### Supplied data

========================================================================

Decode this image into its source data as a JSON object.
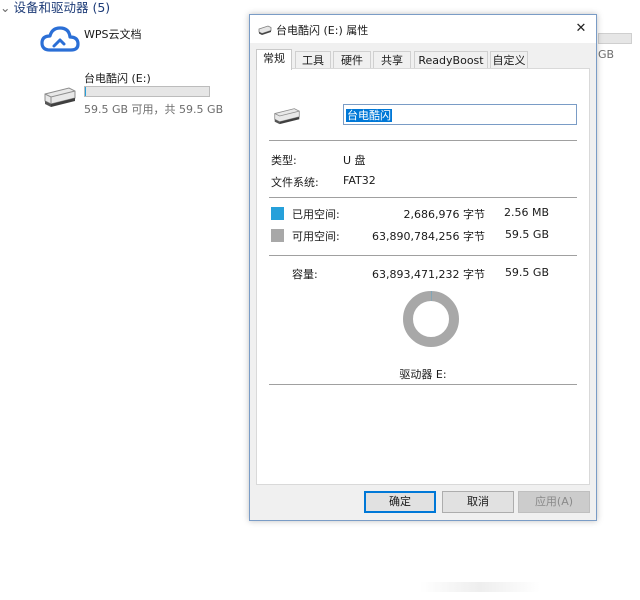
{
  "explorer": {
    "section_title": "设备和驱动器 (5)",
    "wps_label": "WPS云文档",
    "drive": {
      "name": "台电酷闪 (E:)",
      "space_text": "59.5 GB 可用，共 59.5 GB",
      "used_fraction": 0.01
    },
    "right_partial_text": "GB"
  },
  "dialog": {
    "title": "台电酷闪 (E:) 属性",
    "close_glyph": "✕",
    "tabs": [
      "常规",
      "工具",
      "硬件",
      "共享",
      "ReadyBoost",
      "自定义"
    ],
    "active_tab": 0,
    "name_value": "台电酷闪",
    "type_label": "类型:",
    "type_value": "U 盘",
    "fs_label": "文件系统:",
    "fs_value": "FAT32",
    "used_label": "已用空间:",
    "used_bytes": "2,686,976 字节",
    "used_size": "2.56 MB",
    "free_label": "可用空间:",
    "free_bytes": "63,890,784,256 字节",
    "free_size": "59.5 GB",
    "capacity_label": "容量:",
    "capacity_bytes": "63,893,471,232 字节",
    "capacity_size": "59.5 GB",
    "drive_label": "驱动器 E:",
    "used_fraction": 4e-05,
    "buttons": {
      "ok": "确定",
      "cancel": "取消",
      "apply": "应用(A)"
    }
  },
  "colors": {
    "used": "#26a0da",
    "free": "#a8a8a8",
    "accent": "#0078d7"
  }
}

========================================================================

### The request
Extract the full listing above verbatim; pictures are to be left out of the copy.

### The completed task
Decode this image into its source data as a JSON object.
{
  "explorer": {
    "section_title": "设备和驱动器 (5)",
    "wps_label": "WPS云文档",
    "drive": {
      "name": "台电酷闪 (E:)",
      "space_text": "59.5 GB 可用，共 59.5 GB",
      "used_fraction": 0.01
    },
    "right_partial_text": "GB"
  },
  "dialog": {
    "title": "台电酷闪 (E:) 属性",
    "close_glyph": "✕",
    "tabs": [
      "常规",
      "工具",
      "硬件",
      "共享",
      "ReadyBoost",
      "自定义"
    ],
    "active_tab": 0,
    "name_value": "台电酷闪",
    "type_label": "类型:",
    "type_value": "U 盘",
    "fs_label": "文件系统:",
    "fs_value": "FAT32",
    "used_label": "已用空间:",
    "used_bytes": "2,686,976 字节",
    "used_size": "2.56 MB",
    "free_label": "可用空间:",
    "free_bytes": "63,890,784,256 字节",
    "free_size": "59.5 GB",
    "capacity_label": "容量:",
    "capacity_bytes": "63,893,471,232 字节",
    "capacity_size": "59.5 GB",
    "drive_label": "驱动器 E:",
    "used_fraction": 4e-05,
    "buttons": {
      "ok": "确定",
      "cancel": "取消",
      "apply": "应用(A)"
    }
  },
  "colors": {
    "used": "#26a0da",
    "free": "#a8a8a8",
    "accent": "#0078d7"
  }
}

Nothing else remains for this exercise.